Please copy all the lines that follow, word for word.

Extracted records:
━━━━━━━━━━━━━━━━━━━━━━━━━━━━━━
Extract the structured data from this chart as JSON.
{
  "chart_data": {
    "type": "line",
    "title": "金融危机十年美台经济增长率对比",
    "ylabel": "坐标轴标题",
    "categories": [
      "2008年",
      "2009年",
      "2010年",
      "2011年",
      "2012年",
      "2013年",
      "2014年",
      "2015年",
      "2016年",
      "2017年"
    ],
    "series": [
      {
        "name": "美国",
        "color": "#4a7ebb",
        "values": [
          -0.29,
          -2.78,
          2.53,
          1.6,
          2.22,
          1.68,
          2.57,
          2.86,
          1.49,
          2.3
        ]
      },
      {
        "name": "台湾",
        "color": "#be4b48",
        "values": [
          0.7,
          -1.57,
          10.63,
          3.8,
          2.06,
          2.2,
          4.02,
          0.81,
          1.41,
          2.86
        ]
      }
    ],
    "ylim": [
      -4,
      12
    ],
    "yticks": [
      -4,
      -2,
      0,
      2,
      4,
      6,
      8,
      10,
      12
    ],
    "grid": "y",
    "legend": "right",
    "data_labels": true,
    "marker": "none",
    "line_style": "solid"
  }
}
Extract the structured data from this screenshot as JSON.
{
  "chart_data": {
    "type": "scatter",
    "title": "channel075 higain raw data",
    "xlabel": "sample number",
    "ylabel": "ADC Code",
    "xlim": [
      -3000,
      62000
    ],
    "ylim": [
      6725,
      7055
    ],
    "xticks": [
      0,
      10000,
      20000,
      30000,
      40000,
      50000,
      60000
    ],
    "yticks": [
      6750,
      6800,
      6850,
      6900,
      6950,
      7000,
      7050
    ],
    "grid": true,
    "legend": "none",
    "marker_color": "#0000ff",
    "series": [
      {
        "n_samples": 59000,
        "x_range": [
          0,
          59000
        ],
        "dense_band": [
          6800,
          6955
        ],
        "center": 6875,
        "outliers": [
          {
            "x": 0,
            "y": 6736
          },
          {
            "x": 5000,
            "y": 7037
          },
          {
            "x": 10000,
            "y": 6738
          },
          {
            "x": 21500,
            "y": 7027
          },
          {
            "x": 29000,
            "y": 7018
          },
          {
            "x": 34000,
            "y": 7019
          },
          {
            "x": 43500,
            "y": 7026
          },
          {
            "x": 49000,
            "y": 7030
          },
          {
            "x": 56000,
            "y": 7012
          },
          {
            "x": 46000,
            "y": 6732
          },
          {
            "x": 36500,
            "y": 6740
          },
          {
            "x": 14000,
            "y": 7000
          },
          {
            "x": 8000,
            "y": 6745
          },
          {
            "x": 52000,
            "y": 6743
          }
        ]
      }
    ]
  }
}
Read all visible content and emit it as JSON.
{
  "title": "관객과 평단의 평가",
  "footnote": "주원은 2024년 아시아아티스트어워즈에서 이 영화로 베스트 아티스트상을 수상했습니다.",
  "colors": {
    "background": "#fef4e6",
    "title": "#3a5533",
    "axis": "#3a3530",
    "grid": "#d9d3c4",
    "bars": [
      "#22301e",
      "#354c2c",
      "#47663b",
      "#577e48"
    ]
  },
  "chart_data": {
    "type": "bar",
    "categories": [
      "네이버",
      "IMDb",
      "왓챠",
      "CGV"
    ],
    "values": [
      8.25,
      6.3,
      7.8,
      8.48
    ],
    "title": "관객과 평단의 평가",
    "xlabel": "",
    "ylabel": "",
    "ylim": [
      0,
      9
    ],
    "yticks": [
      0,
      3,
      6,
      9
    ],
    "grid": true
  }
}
━━━━━━━━━━━━━━━━━━━━━━━━━━━━━━
▶ Response below
Extract the structured data from this chart as JSON.
{
  "chart_data": {
    "type": "line",
    "title": "金融危机十年美台经济增长率对比",
    "ylabel": "坐标轴标题",
    "categories": [
      "2008年",
      "2009年",
      "2010年",
      "2011年",
      "2012年",
      "2013年",
      "2014年",
      "2015年",
      "2016年",
      "2017年"
    ],
    "series": [
      {
        "name": "美国",
        "color": "#4a7ebb",
        "values": [
          -0.29,
          -2.78,
          2.53,
          1.6,
          2.22,
          1.68,
          2.57,
          2.86,
          1.49,
          2.3
        ]
      },
      {
        "name": "台湾",
        "color": "#be4b48",
        "values": [
          0.7,
          -1.57,
          10.63,
          3.8,
          2.06,
          2.2,
          4.02,
          0.81,
          1.41,
          2.86
        ]
      }
    ],
    "ylim": [
      -4,
      12
    ],
    "yticks": [
      -4,
      -2,
      0,
      2,
      4,
      6,
      8,
      10,
      12
    ],
    "grid": "y",
    "legend": "right",
    "data_labels": true,
    "marker": "none",
    "line_style": "solid"
  }
}
Extract the structured data from this screenshot as JSON.
{
  "chart_data": {
    "type": "scatter",
    "title": "channel075 higain raw data",
    "xlabel": "sample number",
    "ylabel": "ADC Code",
    "xlim": [
      -3000,
      62000
    ],
    "ylim": [
      6725,
      7055
    ],
    "xticks": [
      0,
      10000,
      20000,
      30000,
      40000,
      50000,
      60000
    ],
    "yticks": [
      6750,
      6800,
      6850,
      6900,
      6950,
      7000,
      7050
    ],
    "grid": true,
    "legend": "none",
    "marker_color": "#0000ff",
    "series": [
      {
        "n_samples": 59000,
        "x_range": [
          0,
          59000
        ],
        "dense_band": [
          6800,
          6955
        ],
        "center": 6875,
        "outliers": [
          {
            "x": 0,
            "y": 6736
          },
          {
            "x": 5000,
            "y": 7037
          },
          {
            "x": 10000,
            "y": 6738
          },
          {
            "x": 21500,
            "y": 7027
          },
          {
            "x": 29000,
            "y": 7018
          },
          {
            "x": 34000,
            "y": 7019
          },
          {
            "x": 43500,
            "y": 7026
          },
          {
            "x": 49000,
            "y": 7030
          },
          {
            "x": 56000,
            "y": 7012
          },
          {
            "x": 46000,
            "y": 6732
          },
          {
            "x": 36500,
            "y": 6740
          },
          {
            "x": 14000,
            "y": 7000
          },
          {
            "x": 8000,
            "y": 6745
          },
          {
            "x": 52000,
            "y": 6743
          }
        ]
      }
    ]
  }
}
Read all visible content and emit it as JSON.
{
  "title": "관객과 평단의 평가",
  "footnote": "주원은 2024년 아시아아티스트어워즈에서 이 영화로 베스트 아티스트상을 수상했습니다.",
  "colors": {
    "background": "#fef4e6",
    "title": "#3a5533",
    "axis": "#3a3530",
    "grid": "#d9d3c4",
    "bars": [
      "#22301e",
      "#354c2c",
      "#47663b",
      "#577e48"
    ]
  },
  "chart_data": {
    "type": "bar",
    "categories": [
      "네이버",
      "IMDb",
      "왓챠",
      "CGV"
    ],
    "values": [
      8.25,
      6.3,
      7.8,
      8.48
    ],
    "title": "관객과 평단의 평가",
    "xlabel": "",
    "ylabel": "",
    "ylim": [
      0,
      9
    ],
    "yticks": [
      0,
      3,
      6,
      9
    ],
    "grid": true
  }
}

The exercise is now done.